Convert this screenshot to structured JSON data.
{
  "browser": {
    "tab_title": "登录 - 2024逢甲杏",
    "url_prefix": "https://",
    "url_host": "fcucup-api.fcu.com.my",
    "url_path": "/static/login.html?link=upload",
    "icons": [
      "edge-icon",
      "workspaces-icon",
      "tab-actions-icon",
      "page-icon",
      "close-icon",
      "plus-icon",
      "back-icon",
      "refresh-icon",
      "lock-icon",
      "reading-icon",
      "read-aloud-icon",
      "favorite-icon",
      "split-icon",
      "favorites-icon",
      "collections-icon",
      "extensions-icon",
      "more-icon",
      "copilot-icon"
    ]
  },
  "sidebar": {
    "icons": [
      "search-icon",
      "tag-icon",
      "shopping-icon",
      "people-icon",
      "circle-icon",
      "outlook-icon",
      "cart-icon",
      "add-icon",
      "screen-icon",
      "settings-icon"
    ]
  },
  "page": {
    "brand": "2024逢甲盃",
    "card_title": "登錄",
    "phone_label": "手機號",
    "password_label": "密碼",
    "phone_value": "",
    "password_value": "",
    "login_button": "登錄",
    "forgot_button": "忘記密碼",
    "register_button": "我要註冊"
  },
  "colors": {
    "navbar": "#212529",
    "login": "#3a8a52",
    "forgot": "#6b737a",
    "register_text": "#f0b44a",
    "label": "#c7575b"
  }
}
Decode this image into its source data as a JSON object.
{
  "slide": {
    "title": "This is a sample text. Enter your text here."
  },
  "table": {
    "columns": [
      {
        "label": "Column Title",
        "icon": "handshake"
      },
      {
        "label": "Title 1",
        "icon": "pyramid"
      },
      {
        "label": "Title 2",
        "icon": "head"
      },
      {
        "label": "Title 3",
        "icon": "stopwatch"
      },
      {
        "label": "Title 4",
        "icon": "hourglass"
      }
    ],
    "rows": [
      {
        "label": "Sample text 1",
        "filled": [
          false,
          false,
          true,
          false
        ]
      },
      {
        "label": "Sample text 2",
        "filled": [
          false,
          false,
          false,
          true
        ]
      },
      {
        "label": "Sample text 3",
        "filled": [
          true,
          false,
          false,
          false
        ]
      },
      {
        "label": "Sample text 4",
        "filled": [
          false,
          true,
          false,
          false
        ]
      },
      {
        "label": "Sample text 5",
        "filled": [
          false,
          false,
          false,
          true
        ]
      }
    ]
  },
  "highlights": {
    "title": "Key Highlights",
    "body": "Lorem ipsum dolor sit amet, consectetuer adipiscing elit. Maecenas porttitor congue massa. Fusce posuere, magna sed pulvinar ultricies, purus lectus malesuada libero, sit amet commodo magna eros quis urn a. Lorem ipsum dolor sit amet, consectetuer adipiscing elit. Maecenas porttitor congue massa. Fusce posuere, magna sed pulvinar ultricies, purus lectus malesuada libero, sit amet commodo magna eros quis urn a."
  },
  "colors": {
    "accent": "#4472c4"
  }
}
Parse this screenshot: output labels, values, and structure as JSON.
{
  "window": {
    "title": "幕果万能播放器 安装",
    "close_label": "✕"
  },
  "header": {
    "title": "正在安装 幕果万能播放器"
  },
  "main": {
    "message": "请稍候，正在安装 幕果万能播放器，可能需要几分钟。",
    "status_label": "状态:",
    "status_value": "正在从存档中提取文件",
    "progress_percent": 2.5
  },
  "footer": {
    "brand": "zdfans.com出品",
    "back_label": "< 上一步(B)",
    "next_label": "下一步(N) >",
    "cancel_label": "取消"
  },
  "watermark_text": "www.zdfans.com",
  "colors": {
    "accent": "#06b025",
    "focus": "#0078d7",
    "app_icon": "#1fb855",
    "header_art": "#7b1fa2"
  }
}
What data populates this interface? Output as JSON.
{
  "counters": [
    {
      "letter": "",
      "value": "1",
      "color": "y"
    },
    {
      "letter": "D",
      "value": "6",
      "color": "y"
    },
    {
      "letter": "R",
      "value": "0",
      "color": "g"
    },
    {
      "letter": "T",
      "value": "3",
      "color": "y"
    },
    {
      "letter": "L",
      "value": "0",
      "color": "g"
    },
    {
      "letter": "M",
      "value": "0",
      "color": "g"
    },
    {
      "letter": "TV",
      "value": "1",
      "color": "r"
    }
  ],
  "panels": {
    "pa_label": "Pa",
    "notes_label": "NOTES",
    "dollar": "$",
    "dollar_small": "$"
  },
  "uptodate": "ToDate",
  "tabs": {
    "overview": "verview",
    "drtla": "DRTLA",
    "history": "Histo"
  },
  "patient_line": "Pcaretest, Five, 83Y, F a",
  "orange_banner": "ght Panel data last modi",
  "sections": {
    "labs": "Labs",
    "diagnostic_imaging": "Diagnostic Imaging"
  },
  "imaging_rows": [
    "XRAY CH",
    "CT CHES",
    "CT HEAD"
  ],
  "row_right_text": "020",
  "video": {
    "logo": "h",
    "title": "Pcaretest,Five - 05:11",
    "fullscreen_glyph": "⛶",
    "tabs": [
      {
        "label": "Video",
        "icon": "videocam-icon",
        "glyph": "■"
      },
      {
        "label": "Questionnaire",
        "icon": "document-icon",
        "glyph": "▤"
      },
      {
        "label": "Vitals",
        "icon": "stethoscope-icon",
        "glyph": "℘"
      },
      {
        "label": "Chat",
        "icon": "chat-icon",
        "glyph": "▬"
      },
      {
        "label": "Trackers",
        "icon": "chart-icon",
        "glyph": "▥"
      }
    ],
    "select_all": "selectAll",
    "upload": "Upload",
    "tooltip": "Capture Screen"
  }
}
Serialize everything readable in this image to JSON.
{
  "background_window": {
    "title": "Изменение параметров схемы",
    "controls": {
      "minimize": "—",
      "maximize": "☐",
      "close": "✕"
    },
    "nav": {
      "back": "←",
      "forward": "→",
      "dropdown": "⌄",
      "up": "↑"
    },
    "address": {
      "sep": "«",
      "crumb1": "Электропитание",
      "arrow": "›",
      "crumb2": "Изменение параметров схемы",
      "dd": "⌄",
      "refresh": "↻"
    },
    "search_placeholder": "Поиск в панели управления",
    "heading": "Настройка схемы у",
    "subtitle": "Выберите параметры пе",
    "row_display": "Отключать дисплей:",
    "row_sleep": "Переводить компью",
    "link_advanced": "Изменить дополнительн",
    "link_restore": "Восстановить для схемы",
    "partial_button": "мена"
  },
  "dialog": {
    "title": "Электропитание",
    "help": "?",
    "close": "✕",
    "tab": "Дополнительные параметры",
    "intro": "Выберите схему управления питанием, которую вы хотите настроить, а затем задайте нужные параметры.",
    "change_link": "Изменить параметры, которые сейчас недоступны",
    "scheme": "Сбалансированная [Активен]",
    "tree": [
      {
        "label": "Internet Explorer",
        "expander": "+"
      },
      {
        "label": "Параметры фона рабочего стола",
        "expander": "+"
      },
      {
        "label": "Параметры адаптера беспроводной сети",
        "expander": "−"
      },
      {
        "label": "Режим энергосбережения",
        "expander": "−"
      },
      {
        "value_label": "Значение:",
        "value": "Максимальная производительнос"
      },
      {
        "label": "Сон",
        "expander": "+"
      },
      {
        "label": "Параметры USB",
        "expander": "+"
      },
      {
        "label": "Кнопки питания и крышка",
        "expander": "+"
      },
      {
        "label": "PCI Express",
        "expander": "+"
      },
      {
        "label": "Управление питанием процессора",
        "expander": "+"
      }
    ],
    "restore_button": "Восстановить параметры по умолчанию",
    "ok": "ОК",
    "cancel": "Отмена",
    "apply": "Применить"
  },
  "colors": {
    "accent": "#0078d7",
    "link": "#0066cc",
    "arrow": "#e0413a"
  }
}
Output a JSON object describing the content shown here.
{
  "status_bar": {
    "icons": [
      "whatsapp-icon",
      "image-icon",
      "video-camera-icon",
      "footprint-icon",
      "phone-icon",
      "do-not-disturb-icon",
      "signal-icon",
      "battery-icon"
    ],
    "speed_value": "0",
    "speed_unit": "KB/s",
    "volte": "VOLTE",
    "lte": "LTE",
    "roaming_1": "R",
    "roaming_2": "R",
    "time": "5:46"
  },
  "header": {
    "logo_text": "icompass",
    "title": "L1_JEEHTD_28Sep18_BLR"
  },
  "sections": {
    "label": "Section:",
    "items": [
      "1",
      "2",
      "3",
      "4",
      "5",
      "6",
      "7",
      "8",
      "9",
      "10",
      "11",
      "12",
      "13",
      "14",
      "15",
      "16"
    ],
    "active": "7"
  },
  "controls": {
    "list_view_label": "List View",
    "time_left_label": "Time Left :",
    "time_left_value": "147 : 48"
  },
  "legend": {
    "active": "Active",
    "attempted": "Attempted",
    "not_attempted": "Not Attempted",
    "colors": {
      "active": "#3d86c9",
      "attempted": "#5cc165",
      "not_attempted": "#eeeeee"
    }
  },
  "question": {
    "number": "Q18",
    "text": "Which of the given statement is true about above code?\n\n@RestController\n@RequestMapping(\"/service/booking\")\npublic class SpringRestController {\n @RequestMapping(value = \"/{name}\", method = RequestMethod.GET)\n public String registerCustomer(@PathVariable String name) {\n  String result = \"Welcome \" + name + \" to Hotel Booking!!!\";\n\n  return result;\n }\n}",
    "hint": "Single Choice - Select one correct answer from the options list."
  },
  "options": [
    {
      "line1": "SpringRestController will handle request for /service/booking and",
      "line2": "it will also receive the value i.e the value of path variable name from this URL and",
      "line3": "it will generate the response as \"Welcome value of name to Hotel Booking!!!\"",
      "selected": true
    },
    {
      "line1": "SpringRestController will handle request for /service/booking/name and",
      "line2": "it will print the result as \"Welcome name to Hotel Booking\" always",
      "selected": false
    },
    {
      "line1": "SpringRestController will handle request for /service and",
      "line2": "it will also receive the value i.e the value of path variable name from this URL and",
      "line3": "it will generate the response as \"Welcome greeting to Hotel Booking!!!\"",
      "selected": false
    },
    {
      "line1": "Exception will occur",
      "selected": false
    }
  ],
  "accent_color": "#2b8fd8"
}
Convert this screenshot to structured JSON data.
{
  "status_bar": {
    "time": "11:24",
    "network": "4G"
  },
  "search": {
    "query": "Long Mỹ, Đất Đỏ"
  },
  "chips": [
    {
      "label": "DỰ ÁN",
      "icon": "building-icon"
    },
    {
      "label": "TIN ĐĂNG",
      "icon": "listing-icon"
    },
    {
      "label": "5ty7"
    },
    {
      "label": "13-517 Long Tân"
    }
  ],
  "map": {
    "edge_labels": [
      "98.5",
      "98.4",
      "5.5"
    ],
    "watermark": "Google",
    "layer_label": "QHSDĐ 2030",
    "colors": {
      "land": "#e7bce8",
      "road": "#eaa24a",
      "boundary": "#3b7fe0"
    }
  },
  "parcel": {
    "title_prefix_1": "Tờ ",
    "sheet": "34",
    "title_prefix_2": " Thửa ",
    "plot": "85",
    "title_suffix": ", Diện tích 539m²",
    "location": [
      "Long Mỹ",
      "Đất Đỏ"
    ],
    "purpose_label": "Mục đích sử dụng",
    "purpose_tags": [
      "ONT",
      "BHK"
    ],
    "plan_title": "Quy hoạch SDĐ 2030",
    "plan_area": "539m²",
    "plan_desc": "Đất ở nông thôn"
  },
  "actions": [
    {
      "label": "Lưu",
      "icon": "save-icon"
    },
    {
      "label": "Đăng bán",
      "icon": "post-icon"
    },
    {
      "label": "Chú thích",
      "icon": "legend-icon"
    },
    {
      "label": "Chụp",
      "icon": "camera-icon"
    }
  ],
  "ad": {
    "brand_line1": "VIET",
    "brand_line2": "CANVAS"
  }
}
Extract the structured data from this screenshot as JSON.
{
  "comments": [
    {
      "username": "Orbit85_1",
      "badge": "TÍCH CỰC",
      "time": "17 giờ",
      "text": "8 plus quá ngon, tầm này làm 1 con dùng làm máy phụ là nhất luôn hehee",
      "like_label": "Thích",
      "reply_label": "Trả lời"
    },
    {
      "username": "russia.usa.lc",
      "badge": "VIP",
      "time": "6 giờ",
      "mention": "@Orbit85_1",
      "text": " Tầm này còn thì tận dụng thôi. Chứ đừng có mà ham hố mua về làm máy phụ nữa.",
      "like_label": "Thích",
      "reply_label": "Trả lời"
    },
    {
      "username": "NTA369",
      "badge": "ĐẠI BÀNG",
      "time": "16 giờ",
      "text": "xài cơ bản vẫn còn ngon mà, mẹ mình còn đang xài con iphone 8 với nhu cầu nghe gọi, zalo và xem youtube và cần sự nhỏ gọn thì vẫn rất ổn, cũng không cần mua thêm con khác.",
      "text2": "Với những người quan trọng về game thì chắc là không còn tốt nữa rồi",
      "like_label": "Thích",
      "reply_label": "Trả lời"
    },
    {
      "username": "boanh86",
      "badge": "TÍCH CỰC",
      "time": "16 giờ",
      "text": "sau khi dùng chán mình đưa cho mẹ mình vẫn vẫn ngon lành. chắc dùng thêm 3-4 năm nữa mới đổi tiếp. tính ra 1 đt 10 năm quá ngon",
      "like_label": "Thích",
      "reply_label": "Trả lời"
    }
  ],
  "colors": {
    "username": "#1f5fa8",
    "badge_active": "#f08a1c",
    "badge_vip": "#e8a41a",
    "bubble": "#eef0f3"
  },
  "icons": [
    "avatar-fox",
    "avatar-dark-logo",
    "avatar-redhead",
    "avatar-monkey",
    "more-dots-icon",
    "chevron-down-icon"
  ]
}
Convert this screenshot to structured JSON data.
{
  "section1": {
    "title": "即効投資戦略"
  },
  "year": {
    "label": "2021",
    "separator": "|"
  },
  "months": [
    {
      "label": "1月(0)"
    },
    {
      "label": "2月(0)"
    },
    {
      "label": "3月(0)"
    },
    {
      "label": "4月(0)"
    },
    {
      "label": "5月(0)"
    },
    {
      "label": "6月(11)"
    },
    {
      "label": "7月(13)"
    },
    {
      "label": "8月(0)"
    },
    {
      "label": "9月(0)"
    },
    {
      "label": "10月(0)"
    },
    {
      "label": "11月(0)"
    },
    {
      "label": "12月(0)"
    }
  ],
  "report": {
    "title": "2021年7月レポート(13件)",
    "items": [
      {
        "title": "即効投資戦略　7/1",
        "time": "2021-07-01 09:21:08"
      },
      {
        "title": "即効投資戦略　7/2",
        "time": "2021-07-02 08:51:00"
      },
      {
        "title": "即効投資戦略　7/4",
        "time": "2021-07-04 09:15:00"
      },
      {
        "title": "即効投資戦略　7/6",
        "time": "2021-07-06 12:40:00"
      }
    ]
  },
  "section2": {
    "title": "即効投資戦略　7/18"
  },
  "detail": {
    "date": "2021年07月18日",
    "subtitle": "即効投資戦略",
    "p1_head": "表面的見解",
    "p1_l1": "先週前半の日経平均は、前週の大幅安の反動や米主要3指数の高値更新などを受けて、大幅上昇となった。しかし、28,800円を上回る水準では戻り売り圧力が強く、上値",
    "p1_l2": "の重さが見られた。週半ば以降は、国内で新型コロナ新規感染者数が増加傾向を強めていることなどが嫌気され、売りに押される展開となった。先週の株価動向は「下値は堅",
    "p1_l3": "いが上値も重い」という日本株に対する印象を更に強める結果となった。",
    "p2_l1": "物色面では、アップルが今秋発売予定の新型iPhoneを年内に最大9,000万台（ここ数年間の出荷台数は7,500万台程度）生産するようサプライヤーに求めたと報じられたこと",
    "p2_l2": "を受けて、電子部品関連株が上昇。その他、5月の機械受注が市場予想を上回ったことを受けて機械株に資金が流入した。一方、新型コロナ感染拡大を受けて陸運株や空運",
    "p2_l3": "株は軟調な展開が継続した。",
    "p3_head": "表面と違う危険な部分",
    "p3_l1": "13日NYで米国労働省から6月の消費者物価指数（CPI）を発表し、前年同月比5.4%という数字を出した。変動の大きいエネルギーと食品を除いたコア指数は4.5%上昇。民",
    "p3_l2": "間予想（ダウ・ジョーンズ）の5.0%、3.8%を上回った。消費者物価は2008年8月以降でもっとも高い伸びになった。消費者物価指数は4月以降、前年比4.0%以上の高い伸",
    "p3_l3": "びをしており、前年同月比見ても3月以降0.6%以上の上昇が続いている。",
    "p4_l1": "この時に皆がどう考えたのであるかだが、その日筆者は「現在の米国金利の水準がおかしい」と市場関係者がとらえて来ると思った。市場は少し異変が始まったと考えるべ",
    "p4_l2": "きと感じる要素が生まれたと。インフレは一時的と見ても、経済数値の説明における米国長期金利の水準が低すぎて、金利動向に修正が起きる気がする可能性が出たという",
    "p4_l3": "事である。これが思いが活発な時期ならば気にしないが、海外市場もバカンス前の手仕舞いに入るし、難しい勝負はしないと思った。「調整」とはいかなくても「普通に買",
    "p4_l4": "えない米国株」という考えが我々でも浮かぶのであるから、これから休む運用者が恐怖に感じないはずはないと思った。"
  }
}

#### Problem statement
Figure out how many lines above include the string "handle", then report that number and nothing else.

#### Response
3